Copy out all the lines where "screenshot" shows up.
##### Data lines
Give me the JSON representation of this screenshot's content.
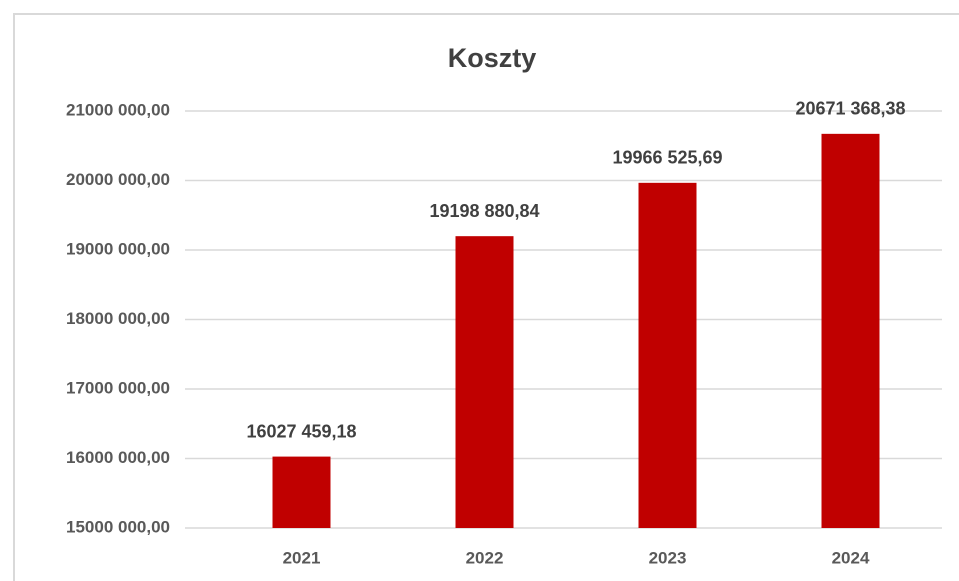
{
  "chart_data": {
    "type": "bar",
    "title": "Koszty",
    "categories": [
      "2021",
      "2022",
      "2023",
      "2024"
    ],
    "values": [
      16027459.18,
      19198880.84,
      19966525.69,
      20671368.38
    ],
    "value_labels": [
      "16027 459,18",
      "19198 880,84",
      "19966 525,69",
      "20671 368,38"
    ],
    "color": "#c00000",
    "ylim": [
      15000000,
      21000000
    ],
    "yticks": [
      {
        "value": 15000000,
        "label": "15000 000,00"
      },
      {
        "value": 16000000,
        "label": "16000 000,00"
      },
      {
        "value": 17000000,
        "label": "17000 000,00"
      },
      {
        "value": 18000000,
        "label": "18000 000,00"
      },
      {
        "value": 19000000,
        "label": "19000 000,00"
      },
      {
        "value": 20000000,
        "label": "20000 000,00"
      },
      {
        "value": 21000000,
        "label": "21000 000,00"
      }
    ],
    "grid": true
  }
}
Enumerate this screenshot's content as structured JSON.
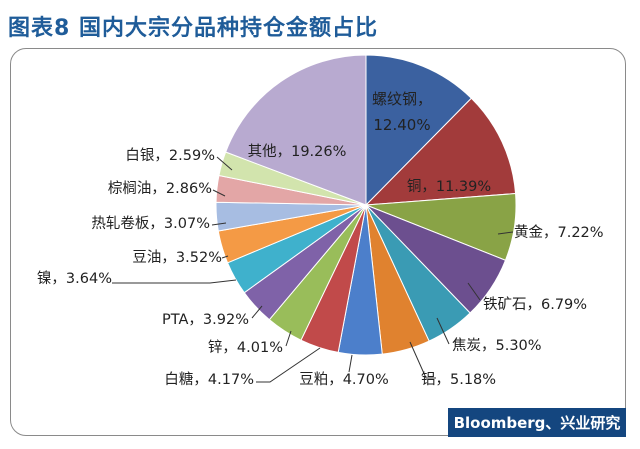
{
  "page": {
    "title": "图表8  国内大宗分品种持仓金额占比",
    "source": "Bloomberg、兴业研究"
  },
  "colors": {
    "title": "#1f5c99",
    "source_bg": "#14467f",
    "label_text": "#222222",
    "leader_line": "#333333"
  },
  "chart_data": {
    "type": "pie",
    "unit": "%",
    "start": "12 o'clock",
    "direction": "clockwise",
    "slices": [
      {
        "label": "螺纹钢",
        "value": 12.4,
        "value_text": "12.40%",
        "color": "#3b61a0"
      },
      {
        "label": "铜",
        "value": 11.39,
        "value_text": "11.39%",
        "color": "#a23b3b"
      },
      {
        "label": "黄金",
        "value": 7.22,
        "value_text": "7.22%",
        "color": "#89a346"
      },
      {
        "label": "铁矿石",
        "value": 6.79,
        "value_text": "6.79%",
        "color": "#6c4f8f"
      },
      {
        "label": "焦炭",
        "value": 5.3,
        "value_text": "5.30%",
        "color": "#3a9bb4"
      },
      {
        "label": "铝",
        "value": 5.18,
        "value_text": "5.18%",
        "color": "#e0822f"
      },
      {
        "label": "豆粕",
        "value": 4.7,
        "value_text": "4.70%",
        "color": "#4c7fcb"
      },
      {
        "label": "白糖",
        "value": 4.17,
        "value_text": "4.17%",
        "color": "#c14a4a"
      },
      {
        "label": "锌",
        "value": 4.01,
        "value_text": "4.01%",
        "color": "#99bd5a"
      },
      {
        "label": "PTA",
        "value": 3.92,
        "value_text": "3.92%",
        "color": "#7f62a8"
      },
      {
        "label": "镍",
        "value": 3.64,
        "value_text": "3.64%",
        "color": "#3fb1cc"
      },
      {
        "label": "豆油",
        "value": 3.52,
        "value_text": "3.52%",
        "color": "#f49a45"
      },
      {
        "label": "热轧卷板",
        "value": 3.07,
        "value_text": "3.07%",
        "color": "#a7bde2"
      },
      {
        "label": "棕榈油",
        "value": 2.86,
        "value_text": "2.86%",
        "color": "#e3a6a6"
      },
      {
        "label": "白银",
        "value": 2.59,
        "value_text": "2.59%",
        "color": "#d2e4ad"
      },
      {
        "label": "其他",
        "value": 19.26,
        "value_text": "19.26%",
        "color": "#b8aad0"
      }
    ]
  }
}
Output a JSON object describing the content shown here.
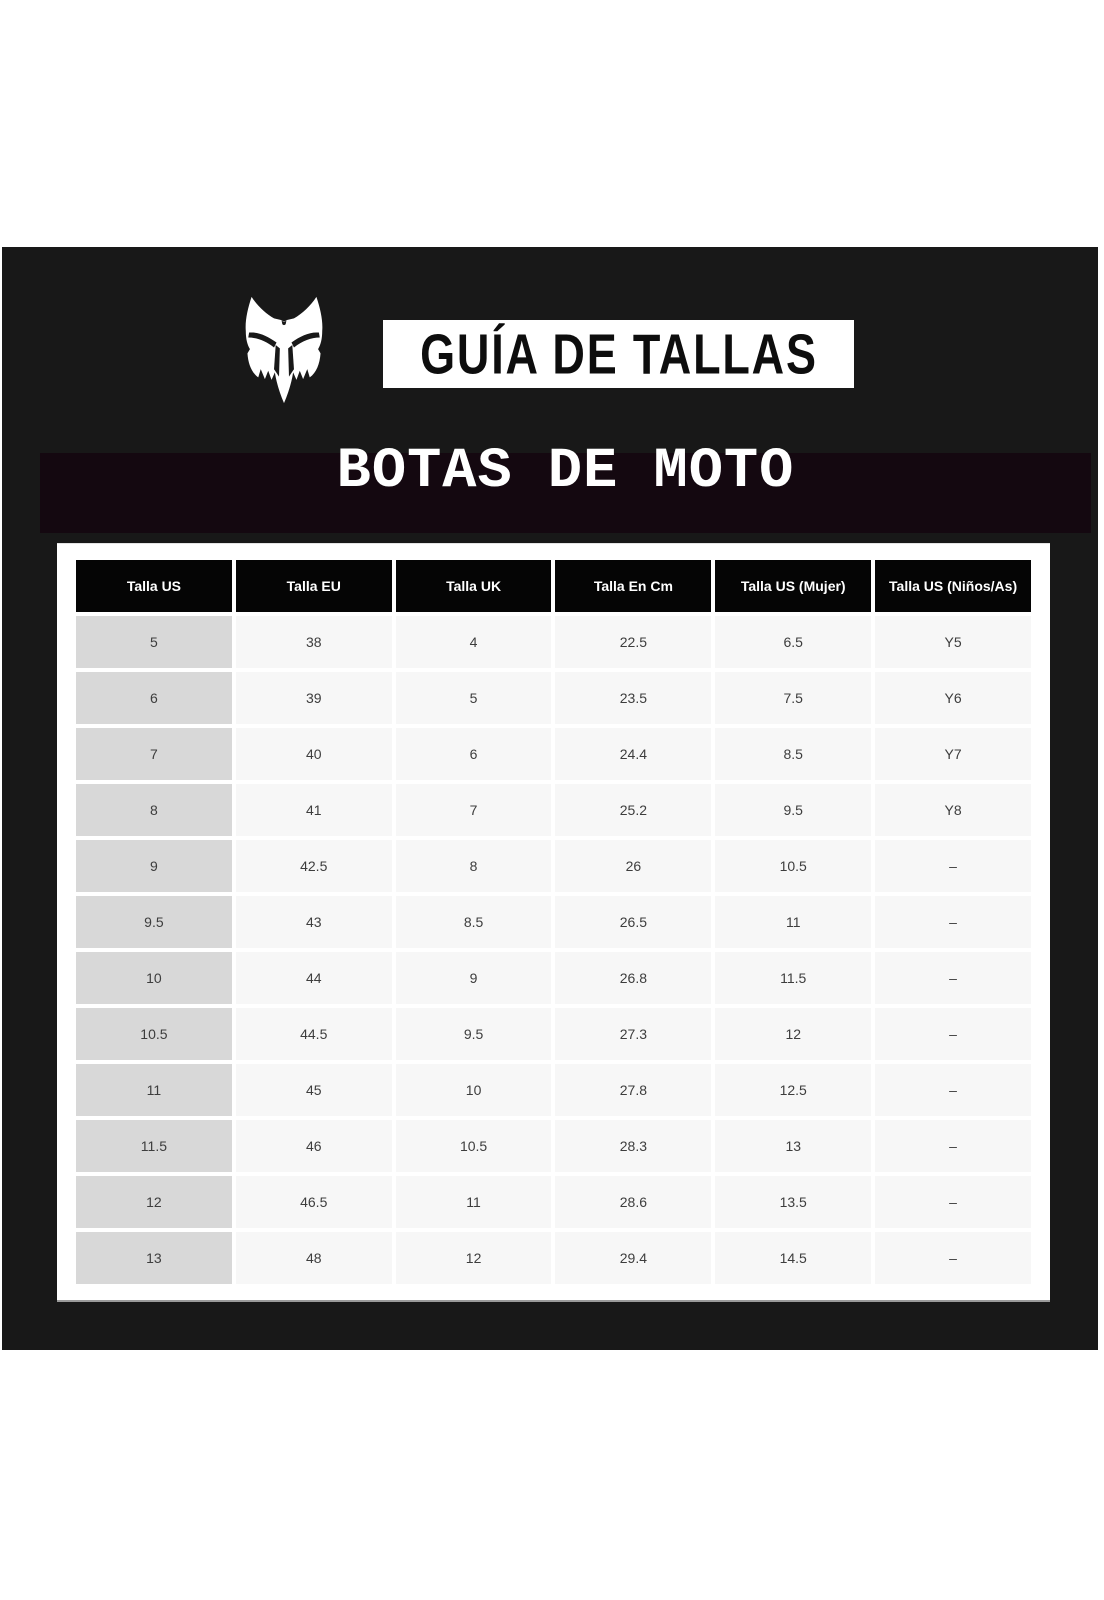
{
  "header": {
    "logo": "fox-racing-head",
    "title": "GUÍA DE TALLAS",
    "subtitle": "BOTAS DE MOTO"
  },
  "table": {
    "columns": [
      "Talla US",
      "Talla EU",
      "Talla UK",
      "Talla En Cm",
      "Talla US (Mujer)",
      "Talla US (Niños/As)"
    ],
    "rows": [
      [
        "5",
        "38",
        "4",
        "22.5",
        "6.5",
        "Y5"
      ],
      [
        "6",
        "39",
        "5",
        "23.5",
        "7.5",
        "Y6"
      ],
      [
        "7",
        "40",
        "6",
        "24.4",
        "8.5",
        "Y7"
      ],
      [
        "8",
        "41",
        "7",
        "25.2",
        "9.5",
        "Y8"
      ],
      [
        "9",
        "42.5",
        "8",
        "26",
        "10.5",
        "–"
      ],
      [
        "9.5",
        "43",
        "8.5",
        "26.5",
        "11",
        "–"
      ],
      [
        "10",
        "44",
        "9",
        "26.8",
        "11.5",
        "–"
      ],
      [
        "10.5",
        "44.5",
        "9.5",
        "27.3",
        "12",
        "–"
      ],
      [
        "11",
        "45",
        "10",
        "27.8",
        "12.5",
        "–"
      ],
      [
        "11.5",
        "46",
        "10.5",
        "28.3",
        "13",
        "–"
      ],
      [
        "12",
        "46.5",
        "11",
        "28.6",
        "13.5",
        "–"
      ],
      [
        "13",
        "48",
        "12",
        "29.4",
        "14.5",
        "–"
      ]
    ]
  },
  "colors": {
    "panel_bg": "#181818",
    "subtitle_band_bg": "#140810",
    "header_cell_bg": "#050505",
    "first_column_bg": "#d8d8d8",
    "cell_bg": "#f7f7f7",
    "title_box_bg": "#ffffff"
  }
}
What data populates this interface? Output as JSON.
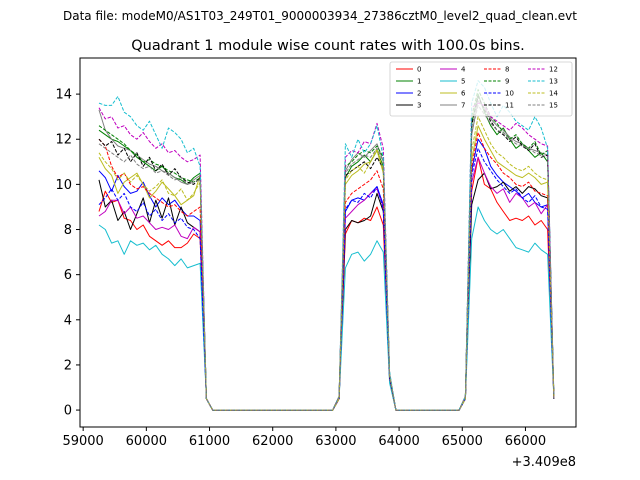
##########
*Reply to the task*
Give me the JSON representation of this screenshot's content.
Enumerate this screenshot's content as structured JSON.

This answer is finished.